#### Exercises:
A - In the performance section, what hardware were the benchmarks run on?
B - From the records, list as numbered items the lines running from the one containing "y-tick-label: 105 xyxy=(57,48,81,67)" to the one containing "grid xyxy=(87,57,567,433)", skipping any blank lines.
# start of Excerpt provided
See the language-specific READMEs for complete configuration, hOCR workflows, and inline image extraction.

## Performance

Benchmarked on Apple M4 with complex real-world documents (Wikipedia articles, tables, lists):

### Operations per Second (higher is better)

| Document Type              | Node.js (NAPI) | WASM   | Python (PyO3) | Speedup (Node vs Python) |
| -------------------------- | -------------- | ------ | ------------- | ------------------------ |
| **Small (5 paragraphs)**   | 86,233         | 70,300 | 8,443         | **10.2×**                |
| **Medium (25 paragraphs)** | 18,979         | 15,282 | 1,846         | **10.3×**                |
| **Large (100 paragraphs)** | 4,907          | 3,836  | 438           | **11.2×**                |
| **Tables (complex)**       | 5,003          | 3,748  | 4,829         | 1.0×                     |
| **Lists (nested)**         | 1,819          | 1,391  | 1,165         | **1.6×**                 |
| **Wikipedia (129KB)**      | 1,125          | 1,022  | -             | -                        |
| **Wikipedia (653KB)**      | 156            | 147    | -             | -                        |

### Average Performance Summary

| Implementation        | Avg ops/sec      | vs WASM      | vs Python       | Best For                          |
| --------------------- | ---------------- | ------------ | --------------- | --------------------------------- |
| **Node.js (NAPI-RS)** | **18,162**       | 1.17× faster | **7.4× faster** | Maximum throughput in Node.js/Bun |
| **WebAssembly**       | **15,536**       | baseline     | **6.3× faster** | Universal (Deno, browsers, edge)  |
| **Python (PyO3)**     | **2,465**        | 6.3× slower  | baseline        | Python ecosystem integration      |
| **Rust CLI/Binary**   | **150-210 MB/s** | -            | -               | Standalone processing             |

### Key Insights

- **JavaScript bindings are fastest**: Native Node.js bindings achieve ~18k ops/sec average, with WASM close behind at ~16k ops/sec
- **Python is 6-10× slower**: Despite using the same Rust core, PyO3 FFI overhead significantly impacts Python performance
- **Small documents**: Both JS implementations reach 70-90k ops/sec on simple HTML
- **Large documents**: Performance gap widens with complexity

**Note on Python performance**: The current Python bindings have optimization opportunities. The v2 API with direct `convert()` calls performs best; avoid the v1 compatibility layer for performance-critical applications.
# end of Excerpt provided
# start of Working data
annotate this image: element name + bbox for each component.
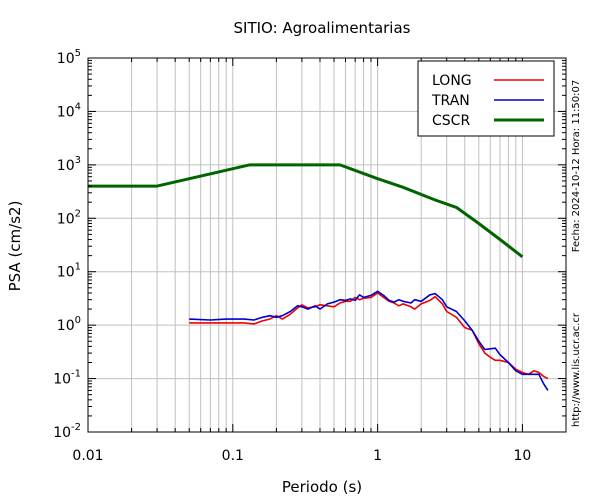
y-tick-label: 105 xyxy=(57,48,81,67)
y-tick-label: 104 xyxy=(57,101,81,120)
legend-box xyxy=(417,60,555,137)
series-line-long xyxy=(189,292,549,380)
x-tick-label: 0.01 xyxy=(72,448,103,464)
legend-label-long: LONG xyxy=(432,73,472,89)
x-tick-label: 0.1 xyxy=(222,448,244,464)
y-tick-label: 10-2 xyxy=(53,422,81,441)
series-layer xyxy=(88,163,549,391)
y-axis-label: PSA (cm/s2) xyxy=(6,201,24,292)
axis-ticks xyxy=(87,57,567,433)
grid xyxy=(87,57,567,433)
legend-label-tran: TRAN xyxy=(431,93,470,109)
legend-label-cscr: CSCR xyxy=(432,113,470,129)
y-tick-label: 100 xyxy=(57,315,81,334)
x-tick-label: 10 xyxy=(513,448,531,464)
timestamp-label: Fecha: 2024-10-12 Hora: 11:50:07 xyxy=(571,80,582,253)
series-line-cscr xyxy=(88,163,524,258)
y-tick-label: 103 xyxy=(57,155,81,174)
x-tick-labels: 0.01 0.1 1 10 xyxy=(72,448,531,464)
y-tick-labels: 10-2 10-1 100 101 102 103 104 105 xyxy=(53,48,81,441)
legend: LONG TRAN CSCR xyxy=(417,60,555,137)
y-tick-label: 102 xyxy=(57,208,81,227)
x-tick-label: 1 xyxy=(373,448,382,464)
plot-frame xyxy=(87,57,567,433)
y-tick-label: 10-1 xyxy=(53,369,81,388)
x-axis-label: Periodo (s) xyxy=(282,478,362,496)
website-label: http://www.lis.ucr.ac.cr xyxy=(571,312,582,427)
series-line-tran xyxy=(189,290,549,391)
y-tick-label: 101 xyxy=(57,262,81,281)
chart-title: SITIO: Agroalimentarias xyxy=(234,19,411,37)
# end of Working data
#### Exercise responses:
A - Apple M4

B -
1. y-tick-label: 105 xyxy=(57,48,81,67)
2. y-tick-label: 104 xyxy=(57,101,81,120)
3. legend-box xyxy=(417,60,555,137)
4. series-line-long xyxy=(189,292,549,380)
5. x-tick-label: 0.01 xyxy=(72,448,103,464)
6. legend-label-long: LONG xyxy=(432,73,472,89)
7. x-tick-label: 0.1 xyxy=(222,448,244,464)
8. y-tick-label: 10-2 xyxy=(53,422,81,441)
9. series-layer xyxy=(88,163,549,391)
10. y-axis-label: PSA (cm/s2) xyxy=(6,201,24,292)
11. axis-ticks xyxy=(87,57,567,433)
12. grid xyxy=(87,57,567,433)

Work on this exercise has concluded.